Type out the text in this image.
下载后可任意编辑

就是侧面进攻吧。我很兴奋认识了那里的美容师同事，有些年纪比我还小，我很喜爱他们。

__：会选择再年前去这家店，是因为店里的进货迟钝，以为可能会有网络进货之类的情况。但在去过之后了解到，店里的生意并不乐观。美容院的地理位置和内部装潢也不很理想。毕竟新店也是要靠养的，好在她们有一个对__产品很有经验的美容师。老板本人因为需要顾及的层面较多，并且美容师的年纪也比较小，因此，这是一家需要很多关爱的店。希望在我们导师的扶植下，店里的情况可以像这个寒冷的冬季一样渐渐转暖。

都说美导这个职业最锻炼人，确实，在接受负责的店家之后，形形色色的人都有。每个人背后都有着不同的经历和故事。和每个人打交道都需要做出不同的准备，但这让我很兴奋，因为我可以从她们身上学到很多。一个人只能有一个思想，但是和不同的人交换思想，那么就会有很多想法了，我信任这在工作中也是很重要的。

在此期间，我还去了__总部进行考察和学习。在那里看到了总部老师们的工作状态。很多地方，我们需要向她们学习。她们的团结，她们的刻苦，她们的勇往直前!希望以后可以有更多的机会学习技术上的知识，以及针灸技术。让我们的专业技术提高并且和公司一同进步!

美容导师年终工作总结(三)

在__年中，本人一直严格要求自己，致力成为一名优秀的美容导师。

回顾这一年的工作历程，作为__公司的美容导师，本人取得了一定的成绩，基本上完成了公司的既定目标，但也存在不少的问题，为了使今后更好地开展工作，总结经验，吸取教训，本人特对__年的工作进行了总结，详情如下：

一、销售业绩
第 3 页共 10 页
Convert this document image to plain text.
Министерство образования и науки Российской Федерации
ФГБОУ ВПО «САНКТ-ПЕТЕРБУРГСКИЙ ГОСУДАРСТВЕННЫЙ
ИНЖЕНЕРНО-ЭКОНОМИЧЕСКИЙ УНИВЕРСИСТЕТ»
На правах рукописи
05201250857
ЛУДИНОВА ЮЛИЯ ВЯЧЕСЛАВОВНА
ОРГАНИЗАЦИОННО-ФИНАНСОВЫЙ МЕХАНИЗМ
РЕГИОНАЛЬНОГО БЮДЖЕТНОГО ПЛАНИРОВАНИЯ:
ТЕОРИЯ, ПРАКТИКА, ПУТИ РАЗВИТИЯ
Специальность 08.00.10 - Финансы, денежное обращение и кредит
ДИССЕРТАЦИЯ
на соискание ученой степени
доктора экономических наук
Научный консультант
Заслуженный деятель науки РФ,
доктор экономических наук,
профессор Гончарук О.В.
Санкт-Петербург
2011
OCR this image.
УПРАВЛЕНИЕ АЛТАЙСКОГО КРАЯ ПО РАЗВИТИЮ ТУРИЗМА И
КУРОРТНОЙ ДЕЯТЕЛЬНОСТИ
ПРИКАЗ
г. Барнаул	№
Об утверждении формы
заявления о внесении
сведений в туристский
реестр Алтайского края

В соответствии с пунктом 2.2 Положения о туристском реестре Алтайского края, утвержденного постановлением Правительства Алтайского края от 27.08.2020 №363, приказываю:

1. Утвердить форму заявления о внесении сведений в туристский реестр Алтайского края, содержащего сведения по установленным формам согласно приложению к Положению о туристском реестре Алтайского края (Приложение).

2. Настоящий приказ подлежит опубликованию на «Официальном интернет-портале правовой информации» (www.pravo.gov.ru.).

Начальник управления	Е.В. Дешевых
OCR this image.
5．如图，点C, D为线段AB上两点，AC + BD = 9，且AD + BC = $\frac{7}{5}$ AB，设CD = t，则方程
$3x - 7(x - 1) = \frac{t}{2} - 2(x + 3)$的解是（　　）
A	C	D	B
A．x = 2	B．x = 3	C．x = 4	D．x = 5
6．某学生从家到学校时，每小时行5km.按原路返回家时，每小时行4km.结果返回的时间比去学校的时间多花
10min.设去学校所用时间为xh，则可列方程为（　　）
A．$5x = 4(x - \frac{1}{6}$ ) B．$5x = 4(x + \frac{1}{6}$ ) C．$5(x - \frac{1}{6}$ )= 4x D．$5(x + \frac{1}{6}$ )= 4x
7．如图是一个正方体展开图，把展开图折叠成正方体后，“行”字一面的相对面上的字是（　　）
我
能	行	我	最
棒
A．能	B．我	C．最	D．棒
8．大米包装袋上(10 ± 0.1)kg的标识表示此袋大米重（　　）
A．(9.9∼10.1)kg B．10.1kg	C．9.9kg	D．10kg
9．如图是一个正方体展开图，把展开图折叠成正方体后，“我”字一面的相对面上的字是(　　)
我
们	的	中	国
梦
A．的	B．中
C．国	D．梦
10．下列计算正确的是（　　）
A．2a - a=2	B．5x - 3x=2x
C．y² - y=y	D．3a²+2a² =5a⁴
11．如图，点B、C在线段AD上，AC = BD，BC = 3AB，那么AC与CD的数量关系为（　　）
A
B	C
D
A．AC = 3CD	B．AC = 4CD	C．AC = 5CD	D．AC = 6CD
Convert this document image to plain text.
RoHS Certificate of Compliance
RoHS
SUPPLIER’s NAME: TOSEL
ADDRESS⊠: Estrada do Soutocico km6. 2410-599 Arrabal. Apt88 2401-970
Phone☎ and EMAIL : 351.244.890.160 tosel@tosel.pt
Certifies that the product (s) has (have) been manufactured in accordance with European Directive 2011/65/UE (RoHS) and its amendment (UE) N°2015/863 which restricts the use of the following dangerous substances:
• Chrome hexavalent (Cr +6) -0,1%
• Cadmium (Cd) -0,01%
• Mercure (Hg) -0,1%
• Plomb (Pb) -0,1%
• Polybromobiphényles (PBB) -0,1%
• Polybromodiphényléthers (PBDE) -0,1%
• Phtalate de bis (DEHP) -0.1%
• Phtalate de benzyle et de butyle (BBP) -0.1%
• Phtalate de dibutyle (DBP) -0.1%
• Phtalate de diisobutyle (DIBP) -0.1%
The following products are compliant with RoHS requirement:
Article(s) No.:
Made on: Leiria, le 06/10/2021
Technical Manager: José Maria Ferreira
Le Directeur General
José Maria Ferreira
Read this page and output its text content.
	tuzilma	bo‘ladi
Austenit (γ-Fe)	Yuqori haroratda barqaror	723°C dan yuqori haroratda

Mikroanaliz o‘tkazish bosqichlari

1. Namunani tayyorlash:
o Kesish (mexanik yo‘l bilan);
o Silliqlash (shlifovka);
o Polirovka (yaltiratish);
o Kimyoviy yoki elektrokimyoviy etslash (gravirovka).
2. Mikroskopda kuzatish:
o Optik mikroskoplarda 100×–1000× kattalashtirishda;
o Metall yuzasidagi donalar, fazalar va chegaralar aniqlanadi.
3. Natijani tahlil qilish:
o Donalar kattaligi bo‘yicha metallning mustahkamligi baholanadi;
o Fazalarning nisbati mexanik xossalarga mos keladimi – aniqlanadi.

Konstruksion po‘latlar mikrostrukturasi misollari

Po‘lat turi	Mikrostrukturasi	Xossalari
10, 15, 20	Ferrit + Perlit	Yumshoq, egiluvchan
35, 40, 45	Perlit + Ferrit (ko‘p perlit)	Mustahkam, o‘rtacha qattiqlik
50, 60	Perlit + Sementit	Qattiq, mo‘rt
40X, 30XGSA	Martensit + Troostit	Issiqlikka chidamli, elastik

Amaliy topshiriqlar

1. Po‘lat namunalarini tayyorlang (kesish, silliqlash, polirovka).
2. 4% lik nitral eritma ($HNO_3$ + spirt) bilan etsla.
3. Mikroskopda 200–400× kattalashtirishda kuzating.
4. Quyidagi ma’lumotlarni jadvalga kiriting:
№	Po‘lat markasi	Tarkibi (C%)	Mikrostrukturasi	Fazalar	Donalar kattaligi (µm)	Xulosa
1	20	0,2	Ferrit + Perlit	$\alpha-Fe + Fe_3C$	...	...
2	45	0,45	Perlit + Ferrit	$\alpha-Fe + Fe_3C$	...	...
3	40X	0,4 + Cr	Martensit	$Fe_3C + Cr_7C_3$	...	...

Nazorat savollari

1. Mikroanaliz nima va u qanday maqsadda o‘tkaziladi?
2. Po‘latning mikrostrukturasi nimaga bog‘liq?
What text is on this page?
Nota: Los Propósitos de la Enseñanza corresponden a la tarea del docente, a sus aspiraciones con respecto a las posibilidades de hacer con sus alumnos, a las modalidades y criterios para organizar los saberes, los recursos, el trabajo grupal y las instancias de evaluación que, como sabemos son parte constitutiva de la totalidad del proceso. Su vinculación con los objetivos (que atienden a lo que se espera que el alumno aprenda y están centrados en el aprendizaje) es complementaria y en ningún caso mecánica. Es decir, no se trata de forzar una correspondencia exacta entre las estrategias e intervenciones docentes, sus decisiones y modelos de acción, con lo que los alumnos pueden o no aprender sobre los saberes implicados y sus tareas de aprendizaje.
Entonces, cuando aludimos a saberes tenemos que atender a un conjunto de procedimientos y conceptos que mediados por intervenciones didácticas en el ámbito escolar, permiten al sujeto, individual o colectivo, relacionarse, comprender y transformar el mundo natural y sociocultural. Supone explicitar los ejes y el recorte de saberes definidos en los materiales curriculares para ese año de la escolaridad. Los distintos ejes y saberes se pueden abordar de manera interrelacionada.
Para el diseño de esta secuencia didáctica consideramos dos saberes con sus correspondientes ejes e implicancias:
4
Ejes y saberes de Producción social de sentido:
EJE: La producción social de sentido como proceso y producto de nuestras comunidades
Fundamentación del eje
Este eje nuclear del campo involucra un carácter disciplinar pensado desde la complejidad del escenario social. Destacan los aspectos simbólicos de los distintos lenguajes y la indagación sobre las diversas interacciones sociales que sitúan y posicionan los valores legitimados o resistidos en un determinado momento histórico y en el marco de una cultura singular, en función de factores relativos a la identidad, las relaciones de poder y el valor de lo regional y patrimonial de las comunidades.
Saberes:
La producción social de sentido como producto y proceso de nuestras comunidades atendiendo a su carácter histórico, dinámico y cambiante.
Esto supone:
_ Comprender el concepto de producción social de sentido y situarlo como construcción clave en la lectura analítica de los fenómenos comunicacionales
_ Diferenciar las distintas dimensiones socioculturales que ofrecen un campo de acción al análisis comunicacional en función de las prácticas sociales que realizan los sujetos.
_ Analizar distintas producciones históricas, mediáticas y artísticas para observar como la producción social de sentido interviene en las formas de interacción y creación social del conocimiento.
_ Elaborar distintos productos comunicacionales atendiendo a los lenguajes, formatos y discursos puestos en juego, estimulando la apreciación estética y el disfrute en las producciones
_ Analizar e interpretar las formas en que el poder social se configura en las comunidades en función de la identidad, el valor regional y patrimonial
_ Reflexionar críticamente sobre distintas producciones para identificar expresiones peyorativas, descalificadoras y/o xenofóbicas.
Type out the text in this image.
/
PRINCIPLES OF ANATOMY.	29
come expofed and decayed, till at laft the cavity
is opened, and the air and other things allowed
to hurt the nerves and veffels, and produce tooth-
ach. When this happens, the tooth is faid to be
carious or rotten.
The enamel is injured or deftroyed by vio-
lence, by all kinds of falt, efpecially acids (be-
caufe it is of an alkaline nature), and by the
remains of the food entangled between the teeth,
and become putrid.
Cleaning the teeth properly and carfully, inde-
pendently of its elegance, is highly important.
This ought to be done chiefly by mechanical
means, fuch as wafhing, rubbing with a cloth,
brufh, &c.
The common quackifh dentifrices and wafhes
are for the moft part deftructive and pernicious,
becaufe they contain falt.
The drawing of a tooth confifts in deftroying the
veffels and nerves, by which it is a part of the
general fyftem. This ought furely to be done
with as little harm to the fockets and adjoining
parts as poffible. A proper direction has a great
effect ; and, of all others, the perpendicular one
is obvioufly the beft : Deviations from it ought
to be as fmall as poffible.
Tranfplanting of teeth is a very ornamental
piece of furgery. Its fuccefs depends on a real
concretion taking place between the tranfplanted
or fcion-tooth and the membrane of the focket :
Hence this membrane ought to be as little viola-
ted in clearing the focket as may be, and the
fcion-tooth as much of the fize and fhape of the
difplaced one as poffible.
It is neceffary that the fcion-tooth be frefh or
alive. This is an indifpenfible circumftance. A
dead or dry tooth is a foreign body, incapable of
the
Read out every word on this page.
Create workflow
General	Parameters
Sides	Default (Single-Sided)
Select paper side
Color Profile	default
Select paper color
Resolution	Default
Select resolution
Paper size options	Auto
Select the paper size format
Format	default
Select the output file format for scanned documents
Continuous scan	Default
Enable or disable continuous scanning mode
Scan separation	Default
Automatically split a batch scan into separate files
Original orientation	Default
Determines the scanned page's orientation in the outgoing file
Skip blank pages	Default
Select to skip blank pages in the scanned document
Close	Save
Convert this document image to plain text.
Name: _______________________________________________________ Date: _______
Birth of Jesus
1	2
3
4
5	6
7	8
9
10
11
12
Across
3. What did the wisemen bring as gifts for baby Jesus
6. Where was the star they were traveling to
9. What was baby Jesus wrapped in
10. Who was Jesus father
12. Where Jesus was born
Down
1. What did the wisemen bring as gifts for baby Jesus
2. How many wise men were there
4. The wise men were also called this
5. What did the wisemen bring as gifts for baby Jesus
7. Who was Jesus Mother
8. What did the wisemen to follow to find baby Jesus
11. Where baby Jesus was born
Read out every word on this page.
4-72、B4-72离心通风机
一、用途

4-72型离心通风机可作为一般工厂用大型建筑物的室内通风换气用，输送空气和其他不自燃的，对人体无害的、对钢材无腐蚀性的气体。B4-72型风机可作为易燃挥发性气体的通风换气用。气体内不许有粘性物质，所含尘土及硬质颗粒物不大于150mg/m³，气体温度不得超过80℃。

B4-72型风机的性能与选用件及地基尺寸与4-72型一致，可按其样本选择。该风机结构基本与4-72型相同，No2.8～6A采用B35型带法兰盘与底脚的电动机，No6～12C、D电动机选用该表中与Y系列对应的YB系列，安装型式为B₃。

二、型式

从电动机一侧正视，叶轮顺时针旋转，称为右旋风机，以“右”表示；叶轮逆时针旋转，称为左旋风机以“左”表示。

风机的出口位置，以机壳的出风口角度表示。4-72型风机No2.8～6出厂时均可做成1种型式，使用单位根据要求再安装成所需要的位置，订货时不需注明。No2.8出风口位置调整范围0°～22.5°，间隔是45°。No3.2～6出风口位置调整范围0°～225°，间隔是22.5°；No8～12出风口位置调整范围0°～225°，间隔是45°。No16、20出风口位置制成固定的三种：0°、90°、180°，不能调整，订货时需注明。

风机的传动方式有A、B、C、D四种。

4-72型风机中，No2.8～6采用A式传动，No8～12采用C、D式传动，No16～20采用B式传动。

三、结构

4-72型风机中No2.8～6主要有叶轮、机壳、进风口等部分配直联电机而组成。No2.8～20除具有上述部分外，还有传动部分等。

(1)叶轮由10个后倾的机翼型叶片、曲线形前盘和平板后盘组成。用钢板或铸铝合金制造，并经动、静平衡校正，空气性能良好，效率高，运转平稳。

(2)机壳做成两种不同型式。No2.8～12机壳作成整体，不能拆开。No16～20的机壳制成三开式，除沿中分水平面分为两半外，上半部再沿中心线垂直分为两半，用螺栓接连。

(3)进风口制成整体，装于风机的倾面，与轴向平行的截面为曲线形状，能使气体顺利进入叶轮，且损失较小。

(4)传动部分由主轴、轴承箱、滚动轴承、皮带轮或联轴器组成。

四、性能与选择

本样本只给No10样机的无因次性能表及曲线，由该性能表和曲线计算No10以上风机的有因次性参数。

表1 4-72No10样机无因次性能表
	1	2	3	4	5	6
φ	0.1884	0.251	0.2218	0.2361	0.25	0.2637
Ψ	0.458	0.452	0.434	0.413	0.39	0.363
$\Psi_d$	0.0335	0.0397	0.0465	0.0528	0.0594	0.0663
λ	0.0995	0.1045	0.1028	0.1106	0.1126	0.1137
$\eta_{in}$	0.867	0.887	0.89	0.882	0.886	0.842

----------------------------------------

Stated exercise ::
In the records above, find the lines containing "туристский" and copy them.

Output of the task ::
сведений в туристский
1. Утвердить форму заявления о внесении сведений в туристский реестр Алтайского края, содержащего сведения по установленным формам согласно приложению к Положению о туристском реестре Алтайского края (Приложение).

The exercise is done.